• Stated goal:
The listing below should be printed exactly, every line of it. Skip the pictures.

··· Entries provided ···

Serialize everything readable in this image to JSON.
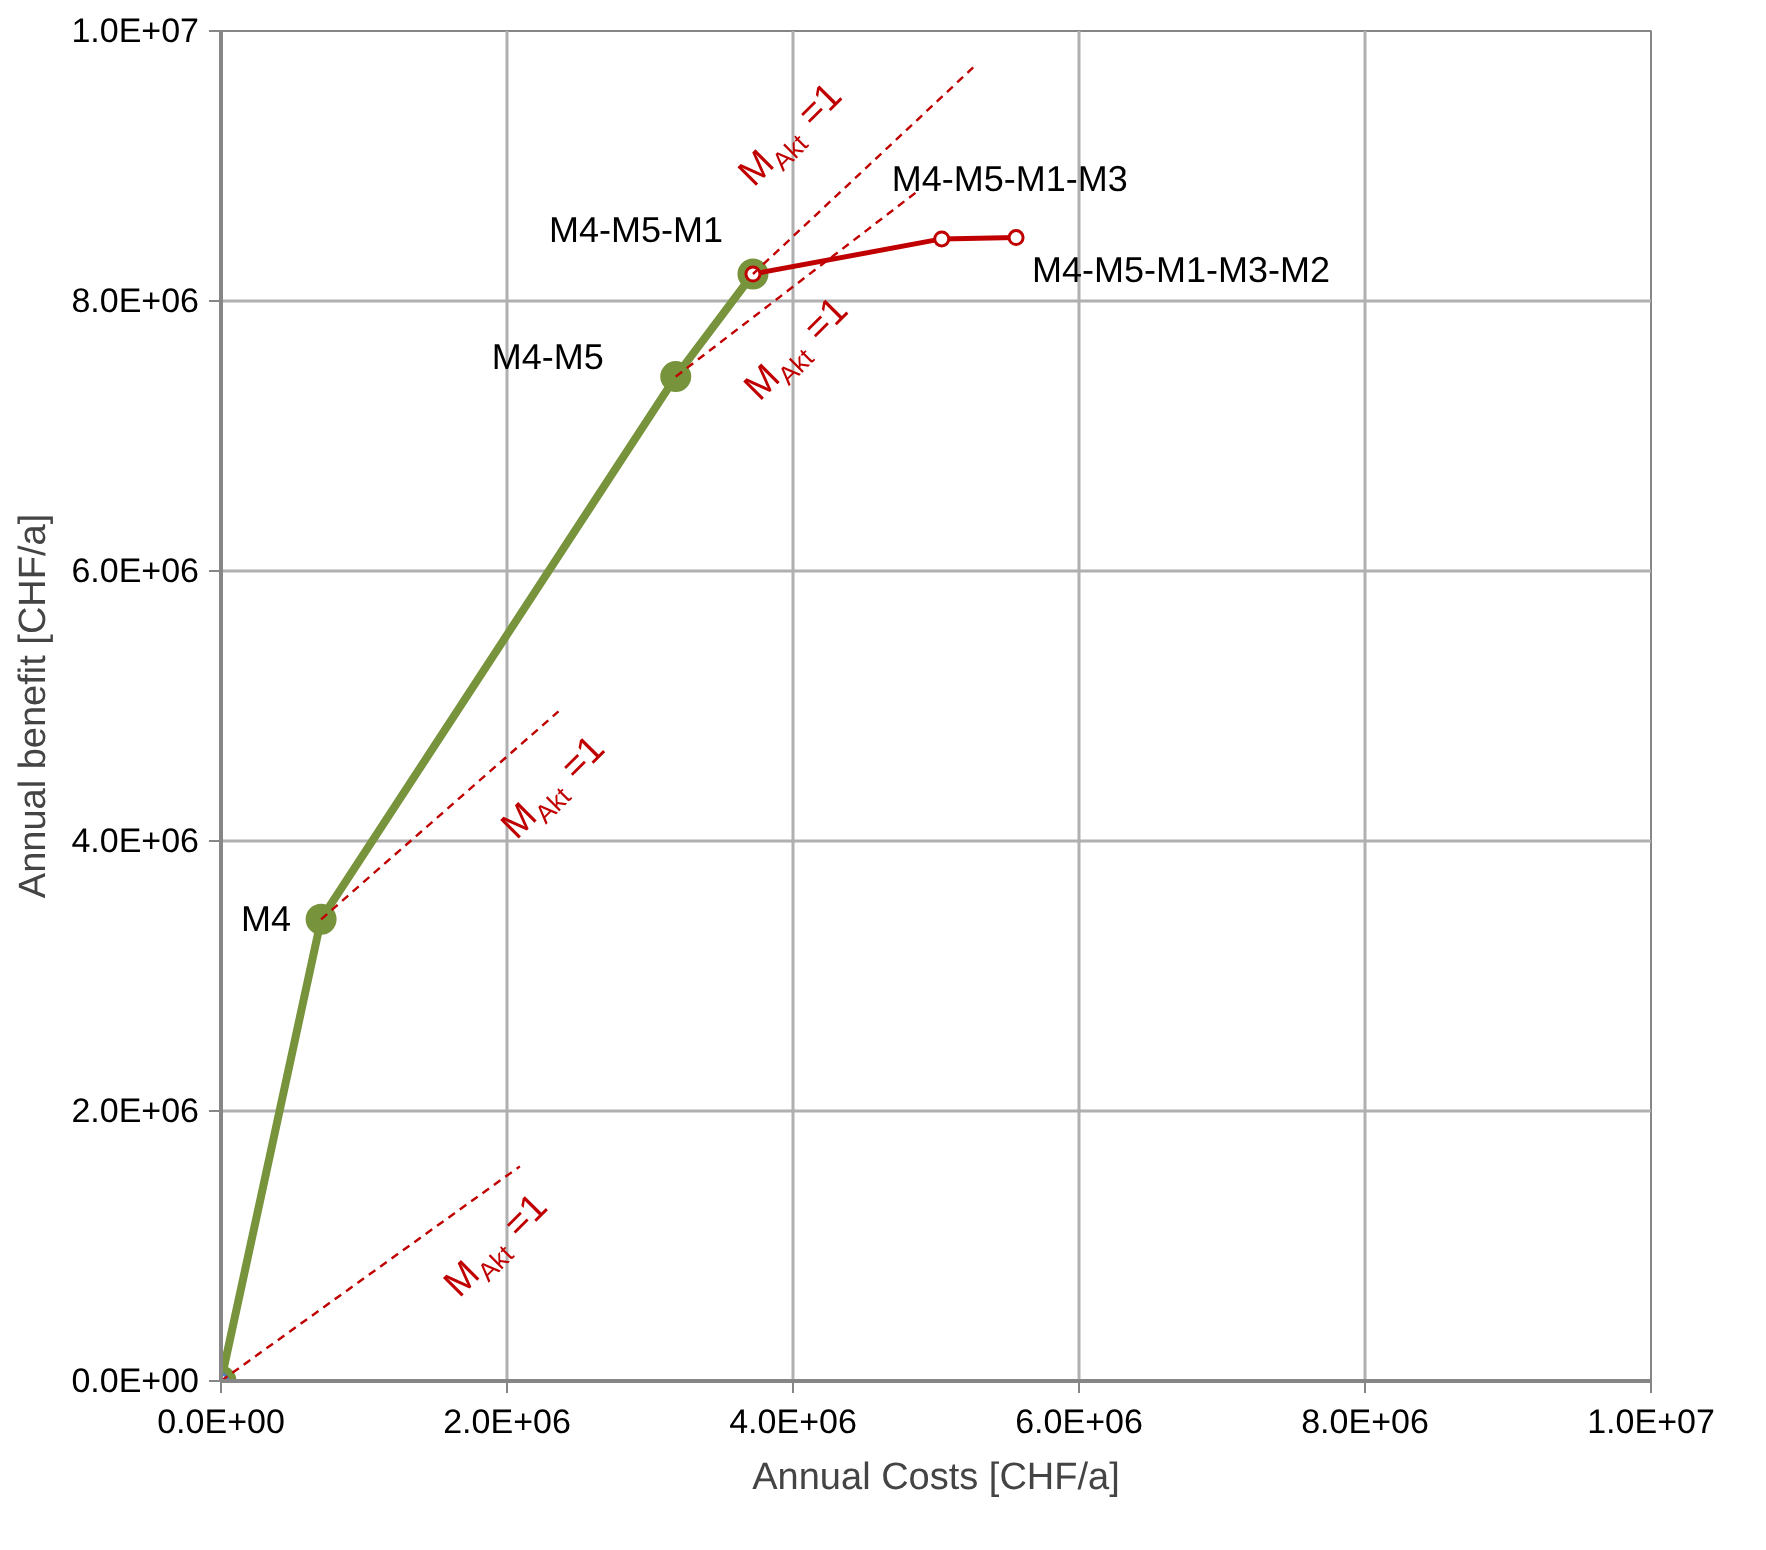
{
  "chart_data": {
    "type": "line",
    "xlabel": "Annual Costs [CHF/a]",
    "ylabel": "Annual benefit [CHF/a]",
    "xlim": [
      0,
      10000000
    ],
    "ylim": [
      0,
      10000000
    ],
    "xticks": [
      {
        "value": 0,
        "label": "0.0E+00"
      },
      {
        "value": 2000000,
        "label": "2.0E+06"
      },
      {
        "value": 4000000,
        "label": "4.0E+06"
      },
      {
        "value": 6000000,
        "label": "6.0E+06"
      },
      {
        "value": 8000000,
        "label": "8.0E+06"
      },
      {
        "value": 10000000,
        "label": "1.0E+07"
      }
    ],
    "yticks": [
      {
        "value": 0,
        "label": "0.0E+00"
      },
      {
        "value": 2000000,
        "label": "2.0E+06"
      },
      {
        "value": 4000000,
        "label": "4.0E+06"
      },
      {
        "value": 6000000,
        "label": "6.0E+06"
      },
      {
        "value": 8000000,
        "label": "8.0E+06"
      },
      {
        "value": 10000000,
        "label": "1.0E+07"
      }
    ],
    "grid": true,
    "legend": false,
    "series": [
      {
        "color": "#77933c",
        "marker": "circle",
        "line_style": "solid",
        "x": [
          0,
          700000,
          3180000,
          3720000
        ],
        "values": [
          0,
          3420000,
          7440000,
          8200000
        ]
      },
      {
        "color": "#c00000",
        "marker": "circle",
        "line_style": "solid",
        "x": [
          3720000,
          5040000,
          5560000
        ],
        "values": [
          8200000,
          8460000,
          8470000
        ]
      },
      {
        "type": "scatter",
        "color": "#4f81bd",
        "marker": "circle",
        "x": [
          0
        ],
        "values": [
          0
        ]
      },
      {
        "color": "#c00000",
        "marker": "none",
        "line_style": "dashed",
        "x": [
          0,
          2090000
        ],
        "values": [
          0,
          1590000
        ]
      },
      {
        "color": "#c00000",
        "marker": "none",
        "line_style": "dashed",
        "x": [
          700000,
          2360000
        ],
        "values": [
          3420000,
          4960000
        ]
      },
      {
        "color": "#c00000",
        "marker": "none",
        "line_style": "dashed",
        "x": [
          3180000,
          4880000
        ],
        "values": [
          7440000,
          8820000
        ]
      },
      {
        "color": "#c00000",
        "marker": "none",
        "line_style": "dashed",
        "x": [
          3720000,
          5260000
        ],
        "values": [
          8200000,
          9730000
        ]
      }
    ],
    "annotations": [
      {
        "text": "M4",
        "x": 700000,
        "y": 3420000
      },
      {
        "text": "M4-M5",
        "x": 3180000,
        "y": 7440000
      },
      {
        "text": "M4-M5-M1",
        "x": 3720000,
        "y": 8200000
      },
      {
        "text": "M4-M5-M1-M3",
        "x": 5040000,
        "y": 8460000
      },
      {
        "text": "M4-M5-M1-M3-M2",
        "x": 5560000,
        "y": 8470000
      },
      {
        "text": "M$_{Akt}$ =1",
        "x": 1500000,
        "y": 1141000
      },
      {
        "text": "M$_{Akt}$ =1",
        "x": 1900000,
        "y": 4533000
      },
      {
        "text": "M$_{Akt}$ =1",
        "x": 3600000,
        "y": 7781000
      },
      {
        "text": "M$_{Akt}$ =1",
        "x": 4300000,
        "y": 8776000
      }
    ]
  }
}
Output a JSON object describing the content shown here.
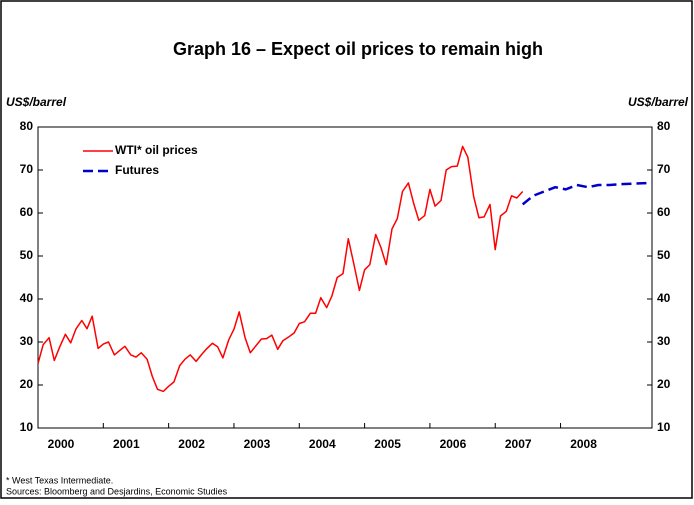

···

• The answer:
Serialize everything readable in this image to JSON.
{
  "chart_data": {
    "type": "line",
    "xlabel": "Annual Costs [CHF/a]",
    "ylabel": "Annual benefit [CHF/a]",
    "xlim": [
      0,
      10000000
    ],
    "ylim": [
      0,
      10000000
    ],
    "xticks": [
      {
        "value": 0,
        "label": "0.0E+00"
      },
      {
        "value": 2000000,
        "label": "2.0E+06"
      },
      {
        "value": 4000000,
        "label": "4.0E+06"
      },
      {
        "value": 6000000,
        "label": "6.0E+06"
      },
      {
        "value": 8000000,
        "label": "8.0E+06"
      },
      {
        "value": 10000000,
        "label": "1.0E+07"
      }
    ],
    "yticks": [
      {
        "value": 0,
        "label": "0.0E+00"
      },
      {
        "value": 2000000,
        "label": "2.0E+06"
      },
      {
        "value": 4000000,
        "label": "4.0E+06"
      },
      {
        "value": 6000000,
        "label": "6.0E+06"
      },
      {
        "value": 8000000,
        "label": "8.0E+06"
      },
      {
        "value": 10000000,
        "label": "1.0E+07"
      }
    ],
    "grid": true,
    "legend": false,
    "series": [
      {
        "color": "#77933c",
        "marker": "circle",
        "line_style": "solid",
        "x": [
          0,
          700000,
          3180000,
          3720000
        ],
        "values": [
          0,
          3420000,
          7440000,
          8200000
        ]
      },
      {
        "color": "#c00000",
        "marker": "circle",
        "line_style": "solid",
        "x": [
          3720000,
          5040000,
          5560000
        ],
        "values": [
          8200000,
          8460000,
          8470000
        ]
      },
      {
        "type": "scatter",
        "color": "#4f81bd",
        "marker": "circle",
        "x": [
          0
        ],
        "values": [
          0
        ]
      },
      {
        "color": "#c00000",
        "marker": "none",
        "line_style": "dashed",
        "x": [
          0,
          2090000
        ],
        "values": [
          0,
          1590000
        ]
      },
      {
        "color": "#c00000",
        "marker": "none",
        "line_style": "dashed",
        "x": [
          700000,
          2360000
        ],
        "values": [
          3420000,
          4960000
        ]
      },
      {
        "color": "#c00000",
        "marker": "none",
        "line_style": "dashed",
        "x": [
          3180000,
          4880000
        ],
        "values": [
          7440000,
          8820000
        ]
      },
      {
        "color": "#c00000",
        "marker": "none",
        "line_style": "dashed",
        "x": [
          3720000,
          5260000
        ],
        "values": [
          8200000,
          9730000
        ]
      }
    ],
    "annotations": [
      {
        "text": "M4",
        "x": 700000,
        "y": 3420000
      },
      {
        "text": "M4-M5",
        "x": 3180000,
        "y": 7440000
      },
      {
        "text": "M4-M5-M1",
        "x": 3720000,
        "y": 8200000
      },
      {
        "text": "M4-M5-M1-M3",
        "x": 5040000,
        "y": 8460000
      },
      {
        "text": "M4-M5-M1-M3-M2",
        "x": 5560000,
        "y": 8470000
      },
      {
        "text": "M$_{Akt}$ =1",
        "x": 1500000,
        "y": 1141000
      },
      {
        "text": "M$_{Akt}$ =1",
        "x": 1900000,
        "y": 4533000
      },
      {
        "text": "M$_{Akt}$ =1",
        "x": 3600000,
        "y": 7781000
      },
      {
        "text": "M$_{Akt}$ =1",
        "x": 4300000,
        "y": 8776000
      }
    ]
  }
}
Output a JSON object describing the content shown here.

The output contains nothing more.